(Part of a data file)
_ _ _

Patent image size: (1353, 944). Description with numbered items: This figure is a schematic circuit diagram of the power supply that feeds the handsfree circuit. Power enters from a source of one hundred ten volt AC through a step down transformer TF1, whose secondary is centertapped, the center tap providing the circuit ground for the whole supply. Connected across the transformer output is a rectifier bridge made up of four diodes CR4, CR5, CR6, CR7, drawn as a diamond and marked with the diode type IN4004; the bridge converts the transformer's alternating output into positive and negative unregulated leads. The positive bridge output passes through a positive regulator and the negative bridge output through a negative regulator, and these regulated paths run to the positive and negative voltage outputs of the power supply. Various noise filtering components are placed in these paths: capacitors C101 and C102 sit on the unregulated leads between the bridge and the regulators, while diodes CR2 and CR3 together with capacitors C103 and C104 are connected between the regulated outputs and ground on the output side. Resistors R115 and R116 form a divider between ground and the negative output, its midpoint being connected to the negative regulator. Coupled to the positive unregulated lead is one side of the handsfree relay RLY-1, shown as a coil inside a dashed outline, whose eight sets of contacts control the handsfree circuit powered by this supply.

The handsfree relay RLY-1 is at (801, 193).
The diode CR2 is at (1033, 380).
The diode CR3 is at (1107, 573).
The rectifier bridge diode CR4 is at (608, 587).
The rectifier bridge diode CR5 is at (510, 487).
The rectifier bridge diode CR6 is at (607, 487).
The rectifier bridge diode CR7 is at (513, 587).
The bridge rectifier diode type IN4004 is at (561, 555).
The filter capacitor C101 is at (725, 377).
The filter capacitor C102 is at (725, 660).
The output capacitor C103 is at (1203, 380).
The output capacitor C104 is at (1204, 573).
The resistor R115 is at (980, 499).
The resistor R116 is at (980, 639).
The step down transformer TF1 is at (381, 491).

_ _ _

PROBLEM TO SOLVE:
Retype every line of the material above without changing a word.

TASK RESPONSE:
Patent image size: (1353, 944). Description with numbered items: This figure is a schematic circuit diagram of the power supply that feeds the handsfree circuit. Power enters from a source of one hundred ten volt AC through a step down transformer TF1, whose secondary is centertapped, the center tap providing the circuit ground for the whole supply. Connected across the transformer output is a rectifier bridge made up of four diodes CR4, CR5, CR6, CR7, drawn as a diamond and marked with the diode type IN4004; the bridge converts the transformer's alternating output into positive and negative unregulated leads. The positive bridge output passes through a positive regulator and the negative bridge output through a negative regulator, and these regulated paths run to the positive and negative voltage outputs of the power supply. Various noise filtering components are placed in these paths: capacitors C101 and C102 sit on the unregulated leads between the bridge and the regulators, while diodes CR2 and CR3 together with capacitors C103 and C104 are connected between the regulated outputs and ground on the output side. Resistors R115 and R116 form a divider between ground and the negative output, its midpoint being connected to the negative regulator. Coupled to the positive unregulated lead is one side of the handsfree relay RLY-1, shown as a coil inside a dashed outline, whose eight sets of contacts control the handsfree circuit powered by this supply.

The handsfree relay RLY-1 is at (801, 193).
The diode CR2 is at (1033, 380).
The diode CR3 is at (1107, 573).
The rectifier bridge diode CR4 is at (608, 587).
The rectifier bridge diode CR5 is at (510, 487).
The rectifier bridge diode CR6 is at (607, 487).
The rectifier bridge diode CR7 is at (513, 587).
The bridge rectifier diode type IN4004 is at (561, 555).
The filter capacitor C101 is at (725, 377).
The filter capacitor C102 is at (725, 660).
The output capacitor C103 is at (1203, 380).
The output capacitor C104 is at (1204, 573).
The resistor R115 is at (980, 499).
The resistor R116 is at (980, 639).
The step down transformer TF1 is at (381, 491).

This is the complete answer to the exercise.